* Task to complete
Copy all the entries word for word, but omit the pictures.

(Dataset entries)
==================================================
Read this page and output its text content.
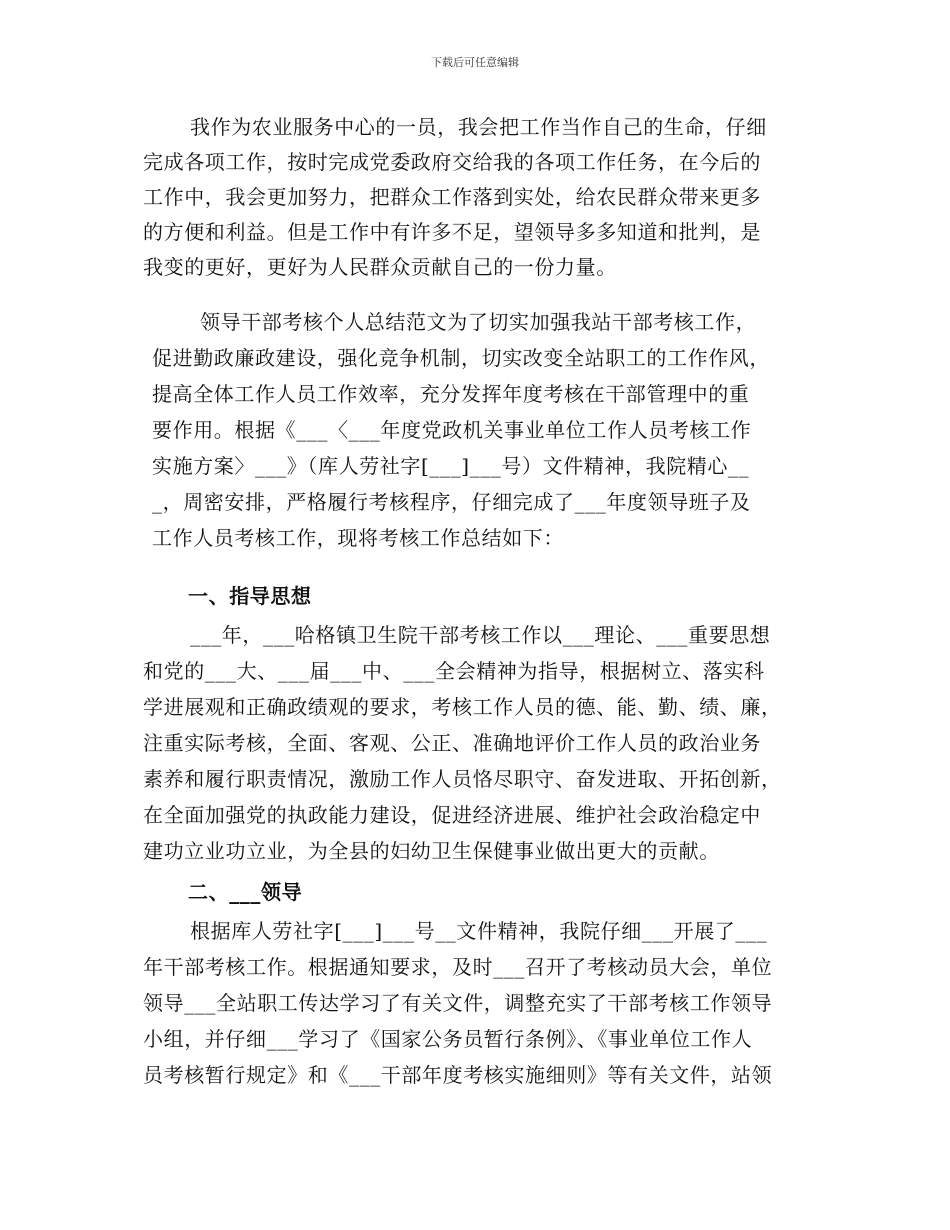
下载后可任意编辑
我作为农业服务中心的一员，我会把工作当作自己的生命，仔细
完成各项工作，按时完成党委政府交给我的各项工作任务，在今后的
工作中，我会更加努力，把群众工作落到实处，给农民群众带来更多
的方便和利益。但是工作中有许多不足，望领导多多知道和批判，是
我变的更好，更好为人民群众贡献自己的一份力量。
领导干部考核个人总结范文为了切实加强我站干部考核工作，
促进勤政廉政建设，强化竞争机制，切实改变全站职工的工作作风，
提高全体工作人员工作效率，充分发挥年度考核在干部管理中的重
要作用。根据《___〈___年度党政机关事业单位工作人员考核工作
实施方案〉___》（库人劳社字[___]___号）文件精神，我院精心__
_，周密安排，严格履行考核程序，仔细完成了___年度领导班子及
工作人员考核工作，现将考核工作总结如下：
一、指导思想
___年，___哈格镇卫生院干部考核工作以___理论、___重要思想
和党的___大、___届___中、___全会精神为指导，根据树立、落实科
学进展观和正确政绩观的要求，考核工作人员的德、能、勤、绩、廉，
注重实际考核，全面、客观、公正、准确地评价工作人员的政治业务
素养和履行职责情况，激励工作人员恪尽职守、奋发进取、开拓创新，
在全面加强党的执政能力建设，促进经济进展、维护社会政治稳定中
建功立业功立业，为全县的妇幼卫生保健事业做出更大的贡献。
二、___领导
根据库人劳社字[___]___号__文件精神，我院仔细___开展了___
年干部考核工作。根据通知要求，及时___召开了考核动员大会，单位
领导___全站职工传达学习了有关文件，调整充实了干部考核工作领导
小组，并仔细___学习了《国家公务员暂行条例》、《事业单位工作人
员考核暂行规定》和《___干部年度考核实施细则》等有关文件，站领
==================================================
* Exercise output
Read this page and output its text content.
下载后可任意编辑
我作为农业服务中心的一员，我会把工作当作自己的生命，仔细
完成各项工作，按时完成党委政府交给我的各项工作任务，在今后的
工作中，我会更加努力，把群众工作落到实处，给农民群众带来更多
的方便和利益。但是工作中有许多不足，望领导多多知道和批判，是
我变的更好，更好为人民群众贡献自己的一份力量。
领导干部考核个人总结范文为了切实加强我站干部考核工作，
促进勤政廉政建设，强化竞争机制，切实改变全站职工的工作作风，
提高全体工作人员工作效率，充分发挥年度考核在干部管理中的重
要作用。根据《___〈___年度党政机关事业单位工作人员考核工作
实施方案〉___》（库人劳社字[___]___号）文件精神，我院精心__
_，周密安排，严格履行考核程序，仔细完成了___年度领导班子及
工作人员考核工作，现将考核工作总结如下：
一、指导思想
___年，___哈格镇卫生院干部考核工作以___理论、___重要思想
和党的___大、___届___中、___全会精神为指导，根据树立、落实科
学进展观和正确政绩观的要求，考核工作人员的德、能、勤、绩、廉，
注重实际考核，全面、客观、公正、准确地评价工作人员的政治业务
素养和履行职责情况，激励工作人员恪尽职守、奋发进取、开拓创新，
在全面加强党的执政能力建设，促进经济进展、维护社会政治稳定中
建功立业功立业，为全县的妇幼卫生保健事业做出更大的贡献。
二、___领导
根据库人劳社字[___]___号__文件精神，我院仔细___开展了___
年干部考核工作。根据通知要求，及时___召开了考核动员大会，单位
领导___全站职工传达学习了有关文件，调整充实了干部考核工作领导
小组，并仔细___学习了《国家公务员暂行条例》、《事业单位工作人
员考核暂行规定》和《___干部年度考核实施细则》等有关文件，站领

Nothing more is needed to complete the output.